**** Input records
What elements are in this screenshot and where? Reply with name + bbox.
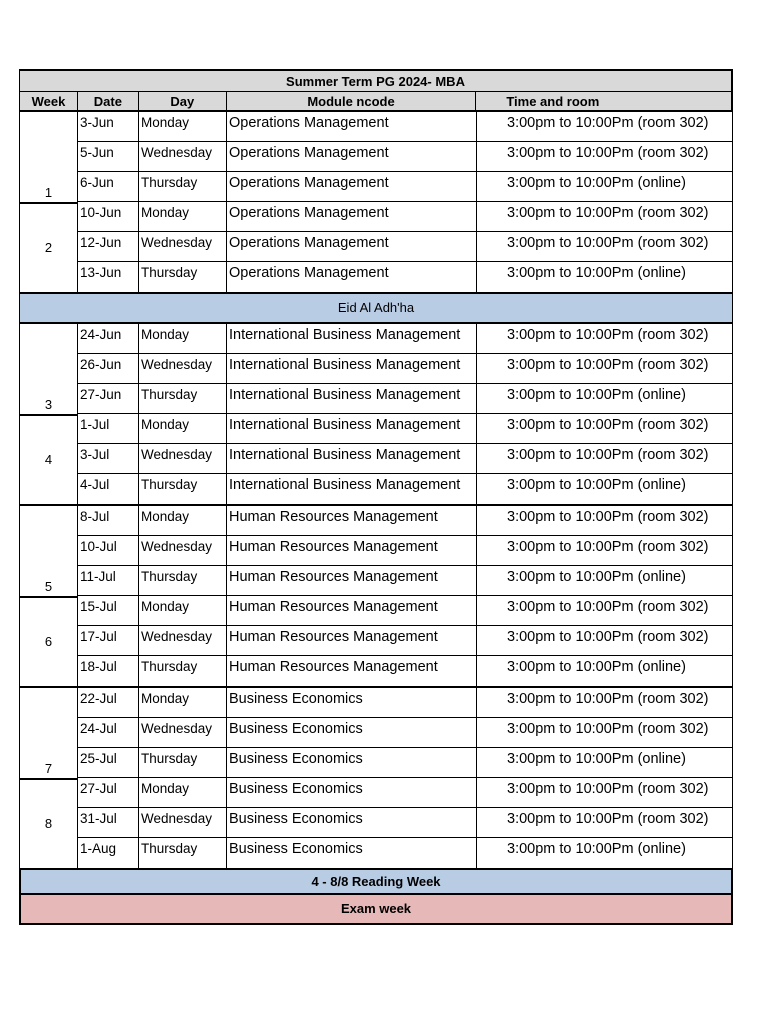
week-number: 7: [44, 761, 53, 776]
table-row: [78, 718, 732, 748]
header-time-room: Time and room: [506, 94, 600, 109]
header-module: Module ncode: [227, 92, 477, 110]
time-room-cell: 3:00pm to 10:00Pm (room 302): [507, 115, 709, 131]
date-cell: 24-Jun: [78, 324, 139, 353]
time-room-cell: 3:00pm to 10:00Pm (online): [507, 659, 686, 675]
header-row: [19, 92, 733, 112]
week-number: 5: [44, 579, 53, 594]
time-room-cell: 3:00pm to 10:00Pm (online): [507, 751, 686, 767]
date-cell: 25-Jul: [78, 748, 139, 777]
time-room-cell: 3:00pm to 10:00Pm (room 302): [507, 539, 709, 555]
day-cell: Wednesday: [139, 444, 227, 473]
time-room-cell: 3:00pm to 10:00Pm (room 302): [507, 417, 709, 433]
date-cell: 12-Jun: [78, 232, 139, 261]
time-room-cell: 3:00pm to 10:00Pm (online): [507, 841, 686, 857]
time-room-cell: 3:00pm to 10:00Pm (room 302): [507, 599, 709, 615]
week-block: [19, 688, 733, 870]
week-number: 8: [44, 816, 53, 831]
table-row: [78, 172, 732, 202]
module-cell: International Business Management: [227, 324, 477, 353]
week-block: [19, 324, 733, 506]
table-row: [78, 688, 732, 718]
day-cell: Thursday: [139, 748, 227, 777]
date-cell: 3-Jun: [78, 112, 139, 141]
week-column: [20, 506, 78, 686]
time-room-cell: 3:00pm to 10:00Pm (online): [507, 477, 686, 493]
date-cell: 31-Jul: [78, 808, 139, 837]
module-cell: Human Resources Management: [227, 626, 477, 655]
day-cell: Monday: [139, 202, 227, 231]
table-row: [78, 778, 732, 808]
table-row: [78, 354, 732, 384]
week-column: [20, 688, 78, 868]
time-room-cell: 3:00pm to 10:00Pm (online): [507, 569, 686, 585]
day-cell: Thursday: [139, 656, 227, 686]
table-row: [78, 808, 732, 838]
module-cell: Human Resources Management: [227, 656, 477, 686]
table-row: [78, 474, 732, 504]
week-block: [19, 112, 733, 294]
table-row: [78, 324, 732, 354]
week-block: [19, 506, 733, 688]
date-cell: 10-Jun: [78, 202, 139, 231]
week-cell: [20, 324, 77, 414]
header-week: Week: [20, 92, 78, 110]
day-cell: Monday: [139, 596, 227, 625]
date-cell: 18-Jul: [78, 656, 139, 686]
time-room-cell: 3:00pm to 10:00Pm (room 302): [507, 447, 709, 463]
module-cell: Human Resources Management: [227, 596, 477, 625]
module-cell: Business Economics: [227, 718, 477, 747]
date-cell: 6-Jun: [78, 172, 139, 201]
header-date: Date: [78, 92, 139, 110]
segment-weeks-7-8: [19, 688, 733, 870]
table-row: [78, 656, 732, 686]
date-cell: 8-Jul: [78, 506, 139, 535]
day-cell: Monday: [139, 778, 227, 807]
day-cell: Monday: [139, 112, 227, 141]
table-row: [78, 112, 732, 142]
module-cell: Business Economics: [227, 808, 477, 837]
module-cell: Human Resources Management: [227, 506, 477, 535]
module-cell: International Business Management: [227, 474, 477, 504]
module-cell: Human Resources Management: [227, 566, 477, 595]
date-cell: 22-Jul: [78, 688, 139, 717]
module-cell: Business Economics: [227, 778, 477, 807]
session-rows: [78, 506, 732, 686]
date-cell: 10-Jul: [78, 536, 139, 565]
week-number: 6: [44, 634, 53, 649]
day-cell: Thursday: [139, 474, 227, 504]
day-cell: Wednesday: [139, 808, 227, 837]
week-number: 1: [44, 185, 53, 200]
time-room-cell: 3:00pm to 10:00Pm (room 302): [507, 721, 709, 737]
time-room-cell: 3:00pm to 10:00Pm (online): [507, 265, 686, 281]
date-cell: 15-Jul: [78, 596, 139, 625]
table-row: [78, 142, 732, 172]
day-cell: Wednesday: [139, 536, 227, 565]
module-cell: Human Resources Management: [227, 536, 477, 565]
week-cell: [20, 688, 77, 778]
table-row: [78, 444, 732, 474]
week-number: 3: [44, 397, 53, 412]
time-room-cell: 3:00pm to 10:00Pm (room 302): [507, 691, 709, 707]
date-cell: 1-Aug: [78, 838, 139, 868]
time-room-cell: 3:00pm to 10:00Pm (online): [507, 175, 686, 191]
table-row: [78, 202, 732, 232]
date-cell: 5-Jun: [78, 142, 139, 171]
module-cell: Business Economics: [227, 688, 477, 717]
module-cell: International Business Management: [227, 444, 477, 473]
table-title: Summer Term PG 2024- MBA: [19, 69, 733, 92]
week-number: 2: [44, 240, 53, 255]
time-room-cell: 3:00pm to 10:00Pm (room 302): [507, 205, 709, 221]
week-cell: [20, 506, 77, 596]
date-cell: 3-Jul: [78, 444, 139, 473]
module-cell: Operations Management: [227, 202, 477, 231]
day-cell: Thursday: [139, 384, 227, 413]
module-cell: Operations Management: [227, 172, 477, 201]
week-column: [20, 324, 78, 504]
session-rows: [78, 688, 732, 868]
table-row: [78, 262, 732, 292]
module-cell: Business Economics: [227, 838, 477, 868]
time-room-cell: 3:00pm to 10:00Pm (room 302): [507, 357, 709, 373]
table-row: [78, 232, 732, 262]
header-day: Day: [139, 92, 227, 110]
module-cell: International Business Management: [227, 384, 477, 413]
date-cell: 1-Jul: [78, 414, 139, 443]
date-cell: 27-Jul: [78, 778, 139, 807]
module-cell: Operations Management: [227, 262, 477, 292]
schedule-table: [19, 69, 733, 925]
date-cell: 27-Jun: [78, 384, 139, 413]
day-cell: Wednesday: [139, 354, 227, 383]
day-cell: Thursday: [139, 838, 227, 868]
table-row: [78, 506, 732, 536]
week-cell: [20, 414, 77, 504]
time-room-cell: 3:00pm to 10:00Pm (room 302): [507, 145, 709, 161]
table-row: [78, 536, 732, 566]
time-room-cell: 3:00pm to 10:00Pm (room 302): [507, 629, 709, 645]
week-cell: [20, 778, 77, 868]
module-cell: Operations Management: [227, 112, 477, 141]
date-cell: 11-Jul: [78, 566, 139, 595]
date-cell: 17-Jul: [78, 626, 139, 655]
day-cell: Monday: [139, 414, 227, 443]
day-cell: Monday: [139, 324, 227, 353]
time-room-cell: 3:00pm to 10:00Pm (online): [507, 387, 686, 403]
table-row: [78, 384, 732, 414]
date-cell: 4-Jul: [78, 474, 139, 504]
time-room-cell: 3:00pm to 10:00Pm (room 302): [507, 235, 709, 251]
time-room-cell: 3:00pm to 10:00Pm (room 302): [507, 509, 709, 525]
day-cell: Monday: [139, 688, 227, 717]
date-cell: 24-Jul: [78, 718, 139, 747]
session-rows: [78, 112, 732, 292]
day-cell: Thursday: [139, 566, 227, 595]
day-cell: Wednesday: [139, 626, 227, 655]
day-cell: Monday: [139, 506, 227, 535]
module-cell: Operations Management: [227, 142, 477, 171]
module-cell: International Business Management: [227, 414, 477, 443]
exam-week-band: Exam week: [19, 895, 733, 925]
time-room-cell: 3:00pm to 10:00Pm (room 302): [507, 811, 709, 827]
module-cell: Operations Management: [227, 232, 477, 261]
week-cell: [20, 596, 77, 686]
module-cell: Business Economics: [227, 748, 477, 777]
session-rows: [78, 324, 732, 504]
eid-holiday-band: Eid Al Adh'ha: [19, 294, 733, 324]
table-row: [78, 566, 732, 596]
day-cell: Wednesday: [139, 142, 227, 171]
date-cell: 13-Jun: [78, 262, 139, 292]
time-room-cell: 3:00pm to 10:00Pm (room 302): [507, 781, 709, 797]
segment-weeks-1-2: [19, 112, 733, 294]
date-cell: 26-Jun: [78, 354, 139, 383]
table-row: [78, 414, 732, 444]
table-row: [78, 626, 732, 656]
time-room-cell: 3:00pm to 10:00Pm (room 302): [507, 327, 709, 343]
table-row: [78, 838, 732, 868]
week-cell: [20, 202, 77, 292]
week-cell: [20, 112, 77, 202]
table-row: [78, 596, 732, 626]
reading-week-band: 4 - 8/8 Reading Week: [19, 870, 733, 895]
day-cell: Thursday: [139, 262, 227, 292]
week-number: 4: [44, 452, 53, 467]
day-cell: Wednesday: [139, 232, 227, 261]
segment-weeks-5-6: [19, 506, 733, 688]
day-cell: Wednesday: [139, 718, 227, 747]
day-cell: Thursday: [139, 172, 227, 201]
segment-weeks-3-4: [19, 324, 733, 506]
table-row: [78, 748, 732, 778]
week-column: [20, 112, 78, 292]
module-cell: International Business Management: [227, 354, 477, 383]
********
→ **Description of the task**:
How many lines in the rows above contain the string "online"? Reply with only the number.

→ **Answer below**:
8